Lines of data
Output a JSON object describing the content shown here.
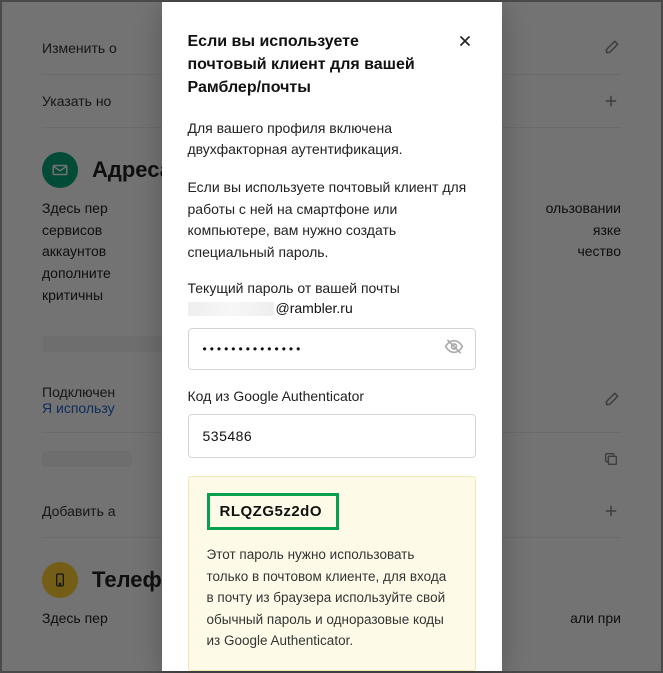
{
  "bg": {
    "row1": "Изменить о",
    "row2": "Указать но",
    "section1_title": "Адреса",
    "section1_desc_l1": "Здесь пер",
    "section1_desc_l2": "сервисов",
    "section1_desc_l3": "аккаунтов",
    "section1_desc_l4": "дополните",
    "section1_desc_l5": "критичны",
    "section1_desc_r1": "ользовании",
    "section1_desc_r2": "язке",
    "section1_desc_r3": "чество",
    "connected": "Подключен",
    "use_link": "Я использу",
    "add": "Добавить а",
    "section2_title": "Телефо",
    "section2_desc_l": "Здесь пер",
    "section2_desc_r": "али при"
  },
  "modal": {
    "title": "Если вы используете почтовый клиент для вашей Рамблер/почты",
    "p1": "Для вашего профиля включена двухфакторная аутентификация.",
    "p2": "Если вы используете почтовый клиент для работы с ней на смартфоне или компьютере, вам нужно создать специальный пароль.",
    "current_pw_label": "Текущий пароль от вашей почты",
    "email_domain": "@rambler.ru",
    "password_masked": "••••••••••••••",
    "code_label": "Код из Google Authenticator",
    "code_value": "535486",
    "generated_password": "RLQZG5z2dO",
    "note": "Этот пароль нужно использовать только в почтовом клиенте, для входа в почту из браузера используйте свой обычный пароль и одноразовые коды из Google Authenticator."
  }
}
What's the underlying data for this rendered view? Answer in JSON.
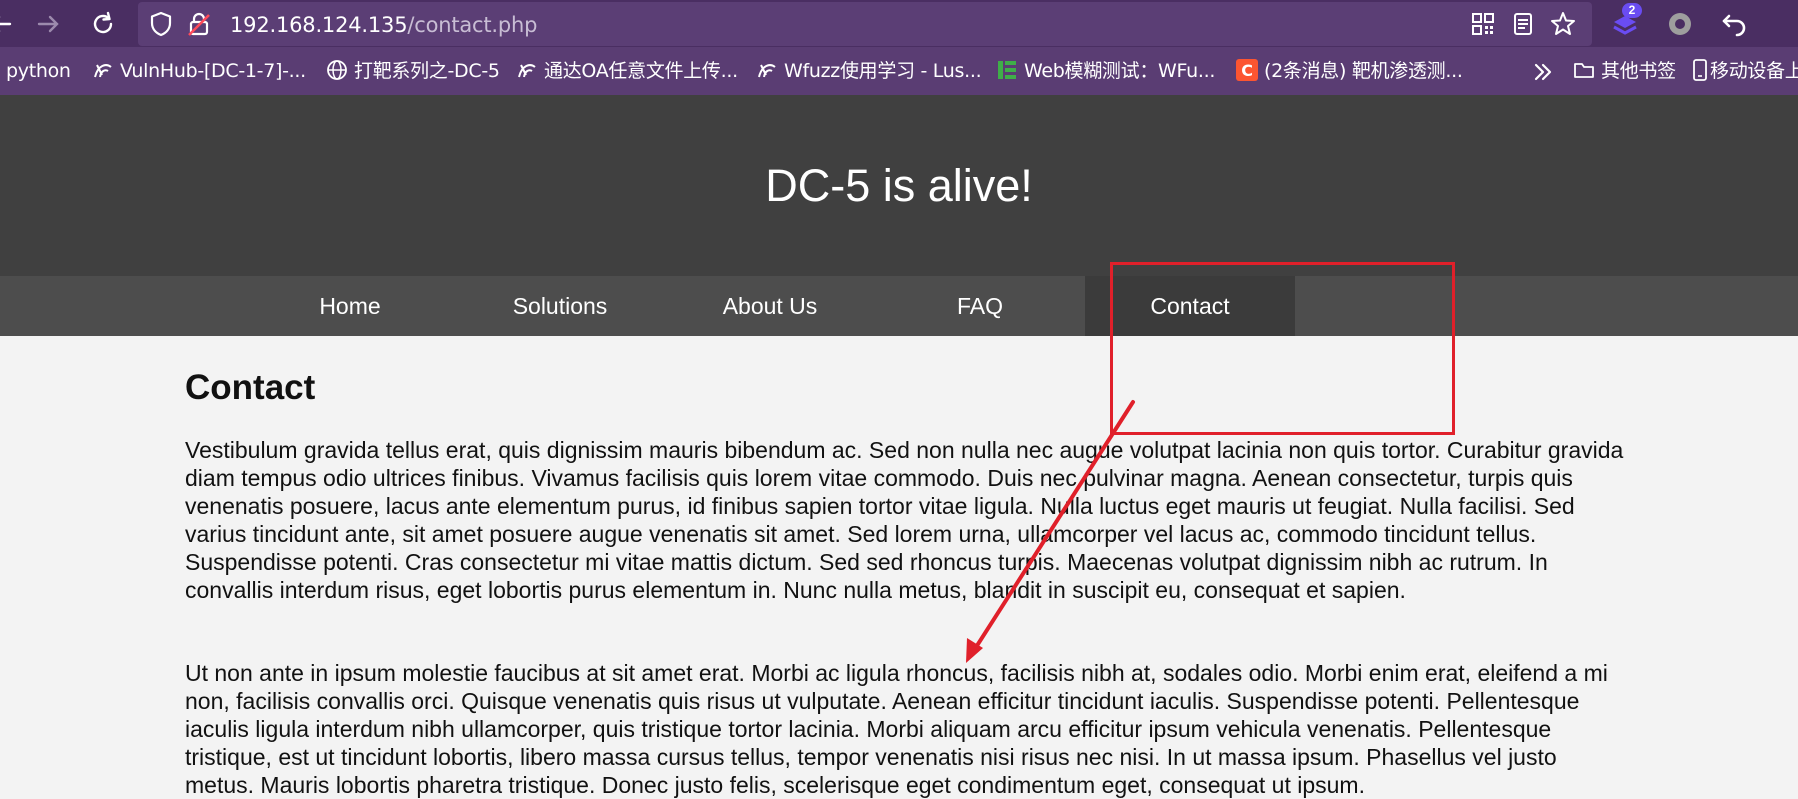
{
  "browser": {
    "url_host": "192.168.124.135",
    "url_path": "/contact.php",
    "extension_badge": "2",
    "bookmarks": [
      {
        "label": "python",
        "icon": "none"
      },
      {
        "label": "VulnHub-[DC-1-7]-...",
        "icon": "vulnhub-icon"
      },
      {
        "label": "打靶系列之-DC-5",
        "icon": "globe-icon"
      },
      {
        "label": "通达OA任意文件上传...",
        "icon": "vulnhub-icon"
      },
      {
        "label": "Wfuzz使用学习 - Lus...",
        "icon": "vulnhub-icon"
      },
      {
        "label": "Web模糊测试：WFu...",
        "icon": "green-bars-icon"
      },
      {
        "label": "(2条消息) 靶机渗透测...",
        "icon": "csdn-icon"
      },
      {
        "label": "其他书签",
        "icon": "folder-icon"
      },
      {
        "label": "移动设备上",
        "icon": "mobile-icon"
      }
    ]
  },
  "site": {
    "title": "DC-5 is alive!",
    "nav": [
      {
        "label": "Home",
        "active": false
      },
      {
        "label": "Solutions",
        "active": false
      },
      {
        "label": "About Us",
        "active": false
      },
      {
        "label": "FAQ",
        "active": false
      },
      {
        "label": "Contact",
        "active": true
      }
    ],
    "heading": "Contact",
    "paragraphs": [
      "Vestibulum gravida tellus erat, quis dignissim mauris bibendum ac. Sed non nulla nec augue volutpat lacinia non quis tortor. Curabitur gravida diam tempus odio ultrices finibus. Vivamus facilisis quis lorem vitae commodo. Duis nec pulvinar magna. Aenean consectetur, turpis quis venenatis posuere, lacus ante elementum purus, id finibus sapien tortor vitae ligula. Nulla luctus eget mauris ut feugiat. Nulla facilisi. Sed varius tincidunt ante, sit amet posuere augue venenatis sit amet. Sed lorem urna, ullamcorper vel lacus ac, commodo tincidunt tellus. Suspendisse potenti. Cras consectetur mi vitae mattis dictum. Sed sed rhoncus turpis. Maecenas volutpat dignissim nibh ac rutrum. In convallis interdum risus, eget lobortis purus elementum in. Nunc nulla metus, blandit in suscipit eu, consequat et sapien.",
      "Ut non ante in ipsum molestie faucibus at sit amet erat. Morbi ac ligula rhoncus, facilisis nibh at, sodales odio. Morbi enim erat, eleifend a mi non, facilisis convallis orci. Quisque venenatis quis risus ut vulputate. Aenean efficitur tincidunt iaculis. Suspendisse potenti. Pellentesque iaculis ligula interdum nibh ullamcorper, quis tristique tortor lacinia. Morbi aliquam arcu efficitur ipsum vehicula venenatis. Pellentesque tristique, est ut tincidunt lobortis, libero massa cursus tellus, tempor venenatis nisi risus nec nisi. In ut massa ipsum. Phasellus vel justo metus. Mauris lobortis pharetra tristique. Donec justo felis, scelerisque eget condimentum eget, consequat ut ipsum."
    ]
  },
  "colors": {
    "browser_toolbar": "#4a2e62",
    "bookmarks_bar": "#5a3d73",
    "site_header": "#404040",
    "site_nav": "#4d4d4d",
    "nav_active": "#3b3b3b",
    "annotation": "#e0202a"
  }
}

== Exercise requirements ==
Leave out the pictures, and give all the records again exactly.

== Exercise solution ==
Output a JSON object describing the content shown here.
{
  "bg": {
    "row1": "Изменить о",
    "row2": "Указать но",
    "section1_title": "Адреса",
    "section1_desc_l1": "Здесь пер",
    "section1_desc_l2": "сервисов",
    "section1_desc_l3": "аккаунтов",
    "section1_desc_l4": "дополните",
    "section1_desc_l5": "критичны",
    "section1_desc_r1": "ользовании",
    "section1_desc_r2": "язке",
    "section1_desc_r3": "чество",
    "connected": "Подключен",
    "use_link": "Я использу",
    "add": "Добавить а",
    "section2_title": "Телефо",
    "section2_desc_l": "Здесь пер",
    "section2_desc_r": "али при"
  },
  "modal": {
    "title": "Если вы используете почтовый клиент для вашей Рамблер/почты",
    "p1": "Для вашего профиля включена двухфакторная аутентификация.",
    "p2": "Если вы используете почтовый клиент для работы с ней на смартфоне или компьютере, вам нужно создать специальный пароль.",
    "current_pw_label": "Текущий пароль от вашей почты",
    "email_domain": "@rambler.ru",
    "password_masked": "••••••••••••••",
    "code_label": "Код из Google Authenticator",
    "code_value": "535486",
    "generated_password": "RLQZG5z2dO",
    "note": "Этот пароль нужно использовать только в почтовом клиенте, для входа в почту из браузера используйте свой обычный пароль и одноразовые коды из Google Authenticator."
  }
}
What's the underlying data for this rendered view? Answer in JSON.
{
  "browser": {
    "url_host": "192.168.124.135",
    "url_path": "/contact.php",
    "extension_badge": "2",
    "bookmarks": [
      {
        "label": "python",
        "icon": "none"
      },
      {
        "label": "VulnHub-[DC-1-7]-...",
        "icon": "vulnhub-icon"
      },
      {
        "label": "打靶系列之-DC-5",
        "icon": "globe-icon"
      },
      {
        "label": "通达OA任意文件上传...",
        "icon": "vulnhub-icon"
      },
      {
        "label": "Wfuzz使用学习 - Lus...",
        "icon": "vulnhub-icon"
      },
      {
        "label": "Web模糊测试：WFu...",
        "icon": "green-bars-icon"
      },
      {
        "label": "(2条消息) 靶机渗透测...",
        "icon": "csdn-icon"
      },
      {
        "label": "其他书签",
        "icon": "folder-icon"
      },
      {
        "label": "移动设备上",
        "icon": "mobile-icon"
      }
    ]
  },
  "site": {
    "title": "DC-5 is alive!",
    "nav": [
      {
        "label": "Home",
        "active": false
      },
      {
        "label": "Solutions",
        "active": false
      },
      {
        "label": "About Us",
        "active": false
      },
      {
        "label": "FAQ",
        "active": false
      },
      {
        "label": "Contact",
        "active": true
      }
    ],
    "heading": "Contact",
    "paragraphs": [
      "Vestibulum gravida tellus erat, quis dignissim mauris bibendum ac. Sed non nulla nec augue volutpat lacinia non quis tortor. Curabitur gravida diam tempus odio ultrices finibus. Vivamus facilisis quis lorem vitae commodo. Duis nec pulvinar magna. Aenean consectetur, turpis quis venenatis posuere, lacus ante elementum purus, id finibus sapien tortor vitae ligula. Nulla luctus eget mauris ut feugiat. Nulla facilisi. Sed varius tincidunt ante, sit amet posuere augue venenatis sit amet. Sed lorem urna, ullamcorper vel lacus ac, commodo tincidunt tellus. Suspendisse potenti. Cras consectetur mi vitae mattis dictum. Sed sed rhoncus turpis. Maecenas volutpat dignissim nibh ac rutrum. In convallis interdum risus, eget lobortis purus elementum in. Nunc nulla metus, blandit in suscipit eu, consequat et sapien.",
      "Ut non ante in ipsum molestie faucibus at sit amet erat. Morbi ac ligula rhoncus, facilisis nibh at, sodales odio. Morbi enim erat, eleifend a mi non, facilisis convallis orci. Quisque venenatis quis risus ut vulputate. Aenean efficitur tincidunt iaculis. Suspendisse potenti. Pellentesque iaculis ligula interdum nibh ullamcorper, quis tristique tortor lacinia. Morbi aliquam arcu efficitur ipsum vehicula venenatis. Pellentesque tristique, est ut tincidunt lobortis, libero massa cursus tellus, tempor venenatis nisi risus nec nisi. In ut massa ipsum. Phasellus vel justo metus. Mauris lobortis pharetra tristique. Donec justo felis, scelerisque eget condimentum eget, consequat ut ipsum."
    ]
  },
  "colors": {
    "browser_toolbar": "#4a2e62",
    "bookmarks_bar": "#5a3d73",
    "site_header": "#404040",
    "site_nav": "#4d4d4d",
    "nav_active": "#3b3b3b",
    "annotation": "#e0202a"
  }
}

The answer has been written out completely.